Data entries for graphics
═══

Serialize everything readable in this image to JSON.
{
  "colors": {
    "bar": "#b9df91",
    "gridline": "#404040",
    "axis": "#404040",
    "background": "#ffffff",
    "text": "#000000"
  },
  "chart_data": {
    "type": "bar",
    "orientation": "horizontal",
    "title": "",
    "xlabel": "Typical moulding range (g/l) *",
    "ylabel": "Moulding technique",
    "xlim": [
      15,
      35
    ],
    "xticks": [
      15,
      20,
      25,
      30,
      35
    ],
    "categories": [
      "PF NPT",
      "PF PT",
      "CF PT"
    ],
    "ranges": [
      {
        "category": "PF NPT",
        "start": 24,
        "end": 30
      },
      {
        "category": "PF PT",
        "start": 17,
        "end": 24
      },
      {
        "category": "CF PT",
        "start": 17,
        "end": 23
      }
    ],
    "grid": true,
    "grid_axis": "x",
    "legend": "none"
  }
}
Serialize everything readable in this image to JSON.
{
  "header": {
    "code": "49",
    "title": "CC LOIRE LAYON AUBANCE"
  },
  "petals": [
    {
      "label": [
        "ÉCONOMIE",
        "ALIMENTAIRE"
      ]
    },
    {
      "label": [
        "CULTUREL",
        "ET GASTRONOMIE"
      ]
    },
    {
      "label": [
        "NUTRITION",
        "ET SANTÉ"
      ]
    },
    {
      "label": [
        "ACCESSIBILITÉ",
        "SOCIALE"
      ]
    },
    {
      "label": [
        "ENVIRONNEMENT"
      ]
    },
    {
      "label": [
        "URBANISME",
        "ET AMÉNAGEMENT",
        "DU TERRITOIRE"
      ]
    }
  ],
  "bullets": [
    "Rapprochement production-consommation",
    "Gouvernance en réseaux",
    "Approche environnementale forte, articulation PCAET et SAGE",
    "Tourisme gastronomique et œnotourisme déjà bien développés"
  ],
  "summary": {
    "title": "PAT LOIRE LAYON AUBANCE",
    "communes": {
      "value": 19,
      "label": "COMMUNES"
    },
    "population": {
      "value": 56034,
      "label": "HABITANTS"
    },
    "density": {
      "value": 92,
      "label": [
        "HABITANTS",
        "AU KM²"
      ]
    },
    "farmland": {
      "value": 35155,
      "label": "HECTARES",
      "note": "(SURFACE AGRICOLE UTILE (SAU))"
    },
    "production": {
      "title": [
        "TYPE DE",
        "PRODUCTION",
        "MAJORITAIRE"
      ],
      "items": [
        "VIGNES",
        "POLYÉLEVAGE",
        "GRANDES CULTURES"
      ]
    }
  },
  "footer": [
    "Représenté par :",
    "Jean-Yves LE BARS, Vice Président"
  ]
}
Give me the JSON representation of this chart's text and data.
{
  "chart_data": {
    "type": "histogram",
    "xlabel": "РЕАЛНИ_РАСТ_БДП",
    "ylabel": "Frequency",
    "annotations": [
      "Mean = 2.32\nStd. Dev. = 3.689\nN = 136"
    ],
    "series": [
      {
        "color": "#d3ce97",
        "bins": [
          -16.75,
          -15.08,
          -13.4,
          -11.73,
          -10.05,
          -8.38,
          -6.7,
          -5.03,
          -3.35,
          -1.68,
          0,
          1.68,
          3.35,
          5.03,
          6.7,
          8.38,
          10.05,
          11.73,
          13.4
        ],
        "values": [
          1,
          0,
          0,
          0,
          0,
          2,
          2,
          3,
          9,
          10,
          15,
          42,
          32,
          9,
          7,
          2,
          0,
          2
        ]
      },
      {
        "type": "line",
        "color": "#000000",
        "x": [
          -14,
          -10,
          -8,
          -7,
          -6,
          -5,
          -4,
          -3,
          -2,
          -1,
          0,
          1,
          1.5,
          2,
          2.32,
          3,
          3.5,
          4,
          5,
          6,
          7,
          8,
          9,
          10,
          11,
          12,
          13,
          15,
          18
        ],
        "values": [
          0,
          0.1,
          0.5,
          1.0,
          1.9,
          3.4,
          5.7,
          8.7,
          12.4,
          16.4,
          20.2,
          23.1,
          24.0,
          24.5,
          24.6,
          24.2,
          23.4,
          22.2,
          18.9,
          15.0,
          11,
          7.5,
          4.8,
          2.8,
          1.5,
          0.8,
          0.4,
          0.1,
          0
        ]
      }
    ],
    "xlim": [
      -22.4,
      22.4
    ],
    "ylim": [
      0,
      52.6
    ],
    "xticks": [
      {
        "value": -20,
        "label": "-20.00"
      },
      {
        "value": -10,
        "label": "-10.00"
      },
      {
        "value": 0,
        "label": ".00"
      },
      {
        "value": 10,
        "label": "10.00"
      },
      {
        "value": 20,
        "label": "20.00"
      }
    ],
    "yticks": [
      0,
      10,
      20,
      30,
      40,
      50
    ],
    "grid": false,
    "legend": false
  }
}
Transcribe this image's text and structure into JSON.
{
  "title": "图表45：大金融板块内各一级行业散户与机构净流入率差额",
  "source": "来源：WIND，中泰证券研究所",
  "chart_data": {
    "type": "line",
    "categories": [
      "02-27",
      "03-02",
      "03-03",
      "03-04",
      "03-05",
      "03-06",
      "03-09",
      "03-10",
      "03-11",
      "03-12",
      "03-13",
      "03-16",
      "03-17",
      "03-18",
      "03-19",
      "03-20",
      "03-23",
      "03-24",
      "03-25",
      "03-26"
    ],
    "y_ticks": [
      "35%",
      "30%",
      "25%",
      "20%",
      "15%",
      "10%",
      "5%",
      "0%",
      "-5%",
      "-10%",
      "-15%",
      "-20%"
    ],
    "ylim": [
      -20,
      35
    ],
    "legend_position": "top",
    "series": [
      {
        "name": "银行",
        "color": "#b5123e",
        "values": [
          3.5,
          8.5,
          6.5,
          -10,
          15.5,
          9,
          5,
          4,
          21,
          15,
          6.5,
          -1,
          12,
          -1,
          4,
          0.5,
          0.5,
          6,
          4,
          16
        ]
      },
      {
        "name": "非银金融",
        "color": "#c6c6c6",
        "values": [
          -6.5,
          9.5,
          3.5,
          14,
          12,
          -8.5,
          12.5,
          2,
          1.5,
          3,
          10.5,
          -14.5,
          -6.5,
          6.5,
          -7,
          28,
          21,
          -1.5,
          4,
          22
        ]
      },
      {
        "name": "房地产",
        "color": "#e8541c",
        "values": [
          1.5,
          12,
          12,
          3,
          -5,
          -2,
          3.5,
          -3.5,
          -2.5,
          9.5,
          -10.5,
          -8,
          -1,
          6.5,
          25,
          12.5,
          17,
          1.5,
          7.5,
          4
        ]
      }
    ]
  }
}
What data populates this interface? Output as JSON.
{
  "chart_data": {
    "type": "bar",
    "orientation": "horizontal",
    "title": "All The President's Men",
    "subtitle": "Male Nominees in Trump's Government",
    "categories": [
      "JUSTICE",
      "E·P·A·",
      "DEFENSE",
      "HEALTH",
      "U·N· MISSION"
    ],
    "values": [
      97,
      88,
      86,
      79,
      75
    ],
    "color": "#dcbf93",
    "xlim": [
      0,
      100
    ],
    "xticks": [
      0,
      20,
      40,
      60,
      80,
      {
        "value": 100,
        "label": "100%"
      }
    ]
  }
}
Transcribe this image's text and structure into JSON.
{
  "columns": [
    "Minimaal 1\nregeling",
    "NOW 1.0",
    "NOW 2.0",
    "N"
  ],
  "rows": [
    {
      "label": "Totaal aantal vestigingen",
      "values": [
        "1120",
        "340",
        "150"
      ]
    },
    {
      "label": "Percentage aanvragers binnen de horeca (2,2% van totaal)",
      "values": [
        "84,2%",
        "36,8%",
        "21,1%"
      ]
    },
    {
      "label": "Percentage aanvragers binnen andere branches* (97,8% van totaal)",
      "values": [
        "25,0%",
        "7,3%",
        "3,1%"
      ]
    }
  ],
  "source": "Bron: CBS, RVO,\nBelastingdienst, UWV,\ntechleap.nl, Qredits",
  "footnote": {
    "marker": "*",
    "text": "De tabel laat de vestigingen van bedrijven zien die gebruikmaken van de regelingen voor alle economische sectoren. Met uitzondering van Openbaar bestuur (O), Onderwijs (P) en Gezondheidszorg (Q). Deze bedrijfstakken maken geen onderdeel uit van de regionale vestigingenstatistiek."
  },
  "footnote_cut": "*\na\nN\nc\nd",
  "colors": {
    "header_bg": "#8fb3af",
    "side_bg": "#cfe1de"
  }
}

═══

Using the material above, report each line where "xlabel" occurs.

    "xlabel": "Typical moulding range (g/l) *",
    "xlabel": "РЕАЛНИ_РАСТ_БДП",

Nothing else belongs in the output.